[Items from a data source]
[START]

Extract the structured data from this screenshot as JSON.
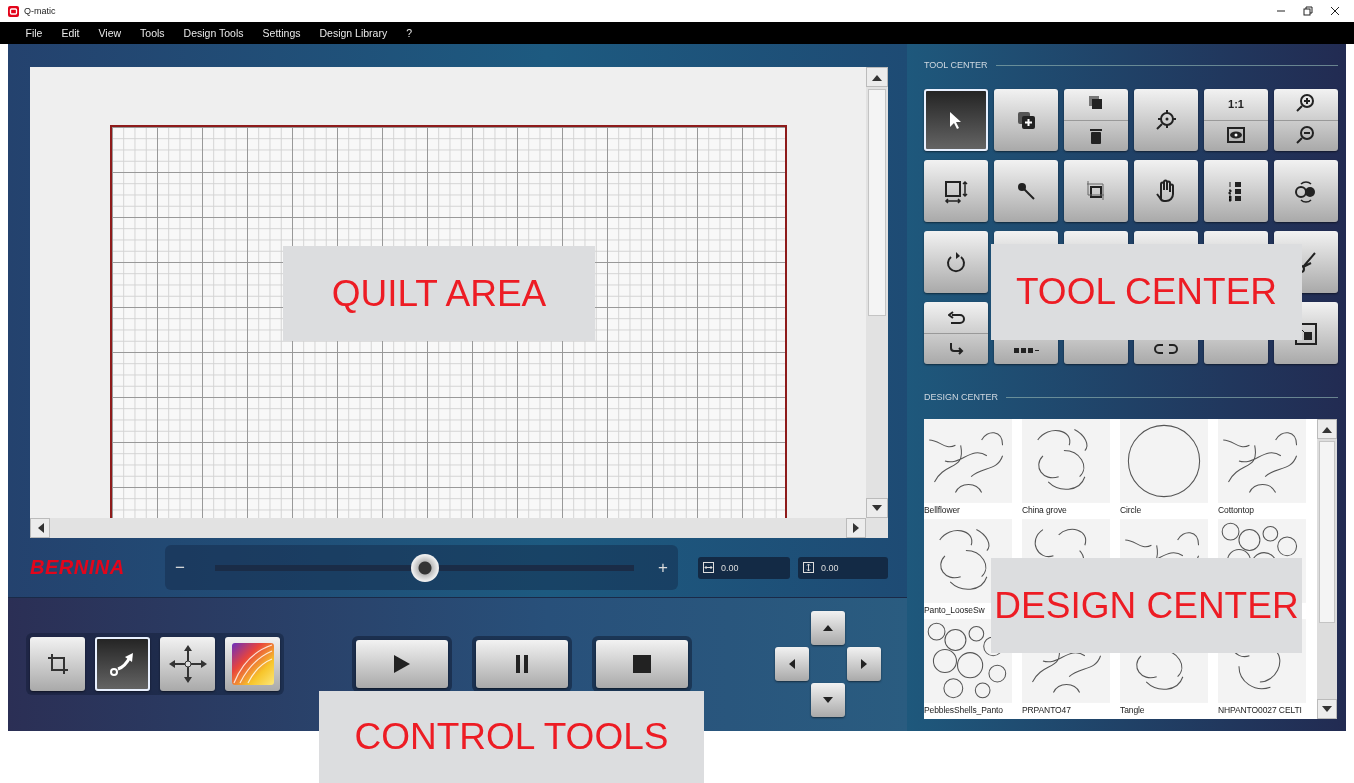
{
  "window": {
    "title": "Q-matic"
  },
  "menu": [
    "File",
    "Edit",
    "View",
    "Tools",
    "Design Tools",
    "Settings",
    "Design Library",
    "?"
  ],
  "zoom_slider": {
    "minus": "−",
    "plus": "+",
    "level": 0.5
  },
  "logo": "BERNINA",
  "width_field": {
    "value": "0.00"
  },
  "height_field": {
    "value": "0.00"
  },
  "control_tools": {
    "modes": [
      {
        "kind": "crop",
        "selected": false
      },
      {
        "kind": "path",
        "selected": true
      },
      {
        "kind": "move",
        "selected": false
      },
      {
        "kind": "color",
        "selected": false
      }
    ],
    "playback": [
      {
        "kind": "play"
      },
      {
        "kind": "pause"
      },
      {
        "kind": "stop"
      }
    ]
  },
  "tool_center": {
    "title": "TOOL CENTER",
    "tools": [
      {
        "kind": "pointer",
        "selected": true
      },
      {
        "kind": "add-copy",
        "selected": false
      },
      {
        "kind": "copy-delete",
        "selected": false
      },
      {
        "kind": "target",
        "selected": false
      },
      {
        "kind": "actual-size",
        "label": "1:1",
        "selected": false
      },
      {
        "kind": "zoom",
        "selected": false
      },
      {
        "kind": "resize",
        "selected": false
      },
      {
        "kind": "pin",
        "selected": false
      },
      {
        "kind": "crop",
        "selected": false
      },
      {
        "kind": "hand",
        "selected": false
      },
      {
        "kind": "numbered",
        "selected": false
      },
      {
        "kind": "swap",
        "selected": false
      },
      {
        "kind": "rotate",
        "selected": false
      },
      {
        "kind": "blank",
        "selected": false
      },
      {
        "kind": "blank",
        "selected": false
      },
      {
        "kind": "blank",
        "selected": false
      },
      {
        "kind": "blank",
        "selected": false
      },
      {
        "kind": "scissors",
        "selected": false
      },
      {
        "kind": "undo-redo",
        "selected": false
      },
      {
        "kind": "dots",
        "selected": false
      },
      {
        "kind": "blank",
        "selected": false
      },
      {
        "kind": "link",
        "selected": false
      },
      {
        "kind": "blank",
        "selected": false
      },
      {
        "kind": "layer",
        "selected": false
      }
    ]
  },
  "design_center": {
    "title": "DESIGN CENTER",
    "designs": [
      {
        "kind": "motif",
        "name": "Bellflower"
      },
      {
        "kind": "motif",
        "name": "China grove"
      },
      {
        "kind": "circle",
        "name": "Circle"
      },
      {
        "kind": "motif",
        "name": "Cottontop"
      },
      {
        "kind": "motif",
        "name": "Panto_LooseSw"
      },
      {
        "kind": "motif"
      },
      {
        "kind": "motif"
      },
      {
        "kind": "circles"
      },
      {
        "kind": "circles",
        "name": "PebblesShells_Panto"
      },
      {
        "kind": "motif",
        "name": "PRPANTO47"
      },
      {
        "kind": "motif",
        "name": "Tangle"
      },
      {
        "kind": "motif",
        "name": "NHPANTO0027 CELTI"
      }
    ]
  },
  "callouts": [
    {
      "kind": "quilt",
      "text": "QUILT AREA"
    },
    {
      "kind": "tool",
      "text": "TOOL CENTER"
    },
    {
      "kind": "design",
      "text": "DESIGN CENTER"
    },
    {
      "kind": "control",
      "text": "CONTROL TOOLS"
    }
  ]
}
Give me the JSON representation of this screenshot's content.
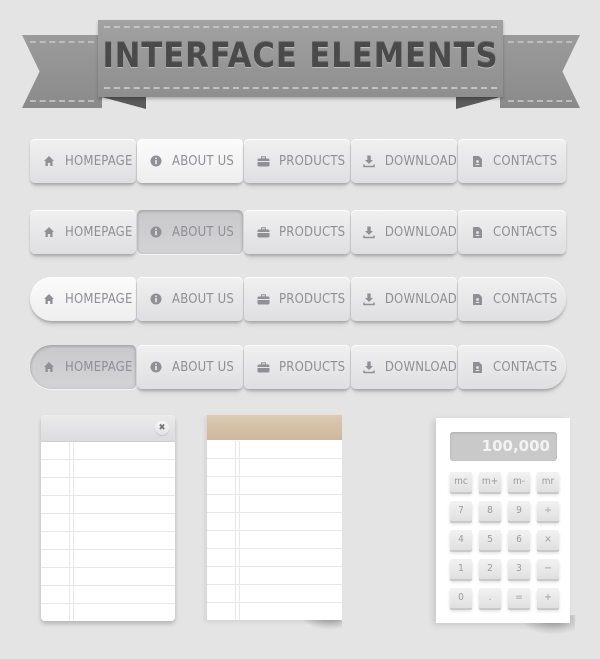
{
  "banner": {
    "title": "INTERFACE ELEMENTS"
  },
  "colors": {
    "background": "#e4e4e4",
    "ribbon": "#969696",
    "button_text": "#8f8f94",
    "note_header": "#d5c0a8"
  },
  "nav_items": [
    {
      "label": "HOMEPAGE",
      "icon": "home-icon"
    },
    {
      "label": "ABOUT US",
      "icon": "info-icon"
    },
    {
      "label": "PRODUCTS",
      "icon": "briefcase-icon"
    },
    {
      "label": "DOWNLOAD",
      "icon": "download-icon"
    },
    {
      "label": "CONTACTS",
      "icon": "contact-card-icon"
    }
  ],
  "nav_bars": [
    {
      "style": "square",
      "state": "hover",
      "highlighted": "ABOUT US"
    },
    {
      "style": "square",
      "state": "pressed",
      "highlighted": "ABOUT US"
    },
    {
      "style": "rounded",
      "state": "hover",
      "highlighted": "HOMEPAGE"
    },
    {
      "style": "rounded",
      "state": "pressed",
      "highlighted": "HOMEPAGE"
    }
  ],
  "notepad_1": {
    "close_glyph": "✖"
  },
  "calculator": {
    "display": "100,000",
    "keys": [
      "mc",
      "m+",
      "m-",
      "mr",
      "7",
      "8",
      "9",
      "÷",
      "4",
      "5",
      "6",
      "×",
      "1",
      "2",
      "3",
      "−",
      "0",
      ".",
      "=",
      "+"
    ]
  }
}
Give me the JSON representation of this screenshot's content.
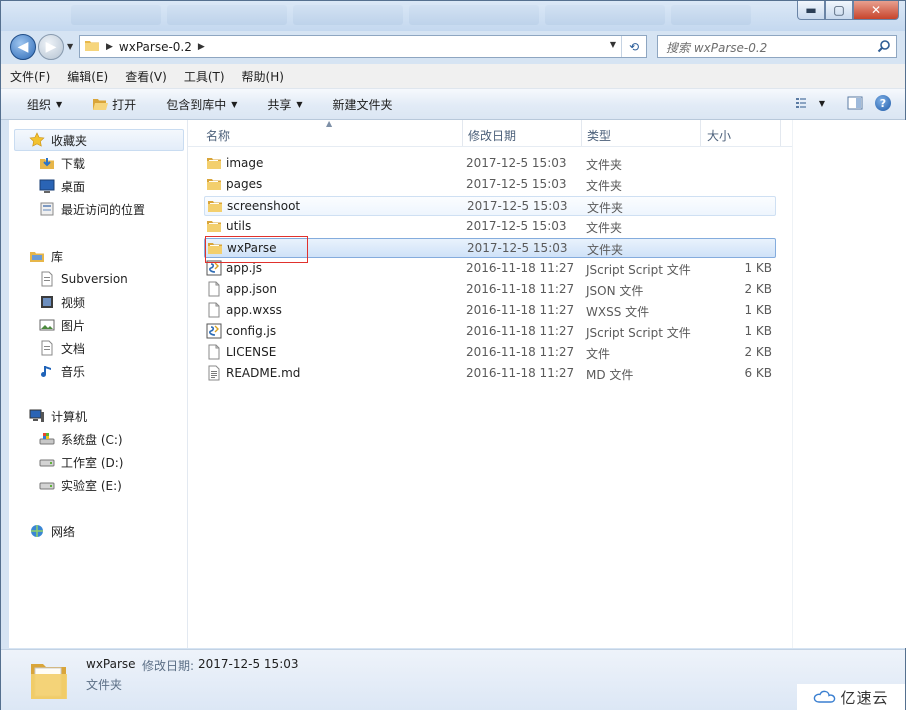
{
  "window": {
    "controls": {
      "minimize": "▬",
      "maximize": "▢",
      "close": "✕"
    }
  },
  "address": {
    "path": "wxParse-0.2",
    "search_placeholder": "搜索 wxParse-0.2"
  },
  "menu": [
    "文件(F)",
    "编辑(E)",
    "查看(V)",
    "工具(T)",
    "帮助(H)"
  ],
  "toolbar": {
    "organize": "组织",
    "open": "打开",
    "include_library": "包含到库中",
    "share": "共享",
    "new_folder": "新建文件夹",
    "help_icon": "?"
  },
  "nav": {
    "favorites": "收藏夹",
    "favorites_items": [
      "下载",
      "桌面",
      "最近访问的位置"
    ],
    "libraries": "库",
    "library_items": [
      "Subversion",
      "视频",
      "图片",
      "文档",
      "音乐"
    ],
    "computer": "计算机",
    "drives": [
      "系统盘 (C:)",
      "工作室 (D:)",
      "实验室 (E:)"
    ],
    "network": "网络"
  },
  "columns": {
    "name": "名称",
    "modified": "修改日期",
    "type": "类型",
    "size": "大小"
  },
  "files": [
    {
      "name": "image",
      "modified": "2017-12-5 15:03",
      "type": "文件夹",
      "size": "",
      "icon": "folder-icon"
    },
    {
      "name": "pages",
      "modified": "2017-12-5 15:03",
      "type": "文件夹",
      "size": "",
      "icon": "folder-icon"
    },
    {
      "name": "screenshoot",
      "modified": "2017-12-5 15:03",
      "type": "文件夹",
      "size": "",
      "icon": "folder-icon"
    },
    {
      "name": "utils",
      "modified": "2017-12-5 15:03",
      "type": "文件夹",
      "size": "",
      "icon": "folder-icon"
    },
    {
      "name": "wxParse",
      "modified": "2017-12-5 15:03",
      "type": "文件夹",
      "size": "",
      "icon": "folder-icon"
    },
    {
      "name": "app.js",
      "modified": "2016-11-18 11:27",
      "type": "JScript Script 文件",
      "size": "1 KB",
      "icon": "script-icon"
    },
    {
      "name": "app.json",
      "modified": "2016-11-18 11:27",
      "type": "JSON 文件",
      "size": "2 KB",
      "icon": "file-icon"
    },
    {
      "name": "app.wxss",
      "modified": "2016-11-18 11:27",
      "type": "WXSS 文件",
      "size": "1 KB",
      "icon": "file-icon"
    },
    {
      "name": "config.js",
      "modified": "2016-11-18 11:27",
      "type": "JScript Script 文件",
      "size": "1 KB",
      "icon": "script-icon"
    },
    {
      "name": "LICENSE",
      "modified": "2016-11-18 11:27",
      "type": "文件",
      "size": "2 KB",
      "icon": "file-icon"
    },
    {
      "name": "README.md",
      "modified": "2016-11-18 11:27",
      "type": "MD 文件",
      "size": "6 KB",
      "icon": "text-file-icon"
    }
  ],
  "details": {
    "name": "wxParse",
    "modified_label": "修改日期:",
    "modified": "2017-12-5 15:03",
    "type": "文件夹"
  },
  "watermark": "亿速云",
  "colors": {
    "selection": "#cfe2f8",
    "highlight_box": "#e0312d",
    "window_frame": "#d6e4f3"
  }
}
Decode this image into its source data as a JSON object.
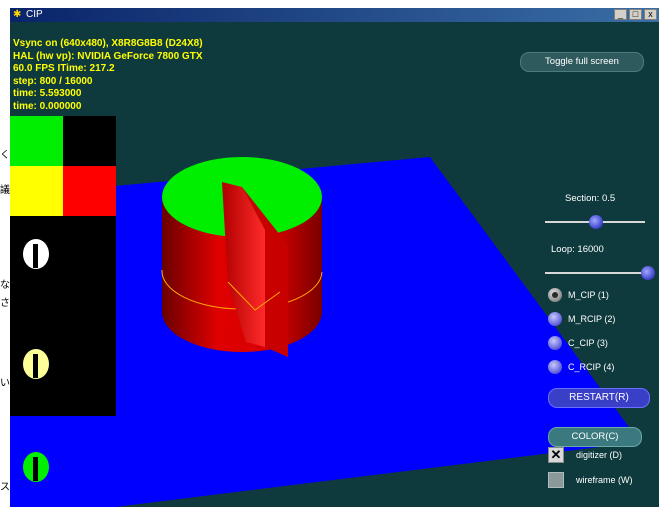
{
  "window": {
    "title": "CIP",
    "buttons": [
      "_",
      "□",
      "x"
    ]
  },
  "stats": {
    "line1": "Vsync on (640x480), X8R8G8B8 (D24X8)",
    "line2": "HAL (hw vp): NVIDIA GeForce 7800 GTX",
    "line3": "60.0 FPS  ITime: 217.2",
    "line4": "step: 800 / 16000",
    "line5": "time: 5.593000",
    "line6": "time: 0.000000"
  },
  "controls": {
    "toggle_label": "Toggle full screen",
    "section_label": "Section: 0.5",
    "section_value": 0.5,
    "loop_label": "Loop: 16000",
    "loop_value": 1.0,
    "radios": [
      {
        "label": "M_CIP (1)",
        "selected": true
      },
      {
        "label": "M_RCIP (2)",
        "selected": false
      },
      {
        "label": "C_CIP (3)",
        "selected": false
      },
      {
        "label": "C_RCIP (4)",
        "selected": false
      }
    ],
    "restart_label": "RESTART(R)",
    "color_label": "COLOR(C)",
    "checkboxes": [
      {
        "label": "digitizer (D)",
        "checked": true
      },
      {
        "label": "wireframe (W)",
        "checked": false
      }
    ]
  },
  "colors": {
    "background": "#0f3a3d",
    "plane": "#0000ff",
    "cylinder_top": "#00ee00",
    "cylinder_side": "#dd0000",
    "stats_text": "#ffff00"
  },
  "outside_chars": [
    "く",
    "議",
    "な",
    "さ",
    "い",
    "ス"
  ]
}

[END]

→ **What the task asks**: In the records above, locate the line containing "Decode this image", then copy exactly that line and every line after it through the end, omitting pictures.

→ **In response**:
Decode this image into its source data as a JSON object.
{
  "window": {
    "title": "CIP",
    "buttons": [
      "_",
      "□",
      "x"
    ]
  },
  "stats": {
    "line1": "Vsync on (640x480), X8R8G8B8 (D24X8)",
    "line2": "HAL (hw vp): NVIDIA GeForce 7800 GTX",
    "line3": "60.0 FPS  ITime: 217.2",
    "line4": "step: 800 / 16000",
    "line5": "time: 5.593000",
    "line6": "time: 0.000000"
  },
  "controls": {
    "toggle_label": "Toggle full screen",
    "section_label": "Section: 0.5",
    "section_value": 0.5,
    "loop_label": "Loop: 16000",
    "loop_value": 1.0,
    "radios": [
      {
        "label": "M_CIP (1)",
        "selected": true
      },
      {
        "label": "M_RCIP (2)",
        "selected": false
      },
      {
        "label": "C_CIP (3)",
        "selected": false
      },
      {
        "label": "C_RCIP (4)",
        "selected": false
      }
    ],
    "restart_label": "RESTART(R)",
    "color_label": "COLOR(C)",
    "checkboxes": [
      {
        "label": "digitizer (D)",
        "checked": true
      },
      {
        "label": "wireframe (W)",
        "checked": false
      }
    ]
  },
  "colors": {
    "background": "#0f3a3d",
    "plane": "#0000ff",
    "cylinder_top": "#00ee00",
    "cylinder_side": "#dd0000",
    "stats_text": "#ffff00"
  },
  "outside_chars": [
    "く",
    "議",
    "な",
    "さ",
    "い",
    "ス"
  ]
}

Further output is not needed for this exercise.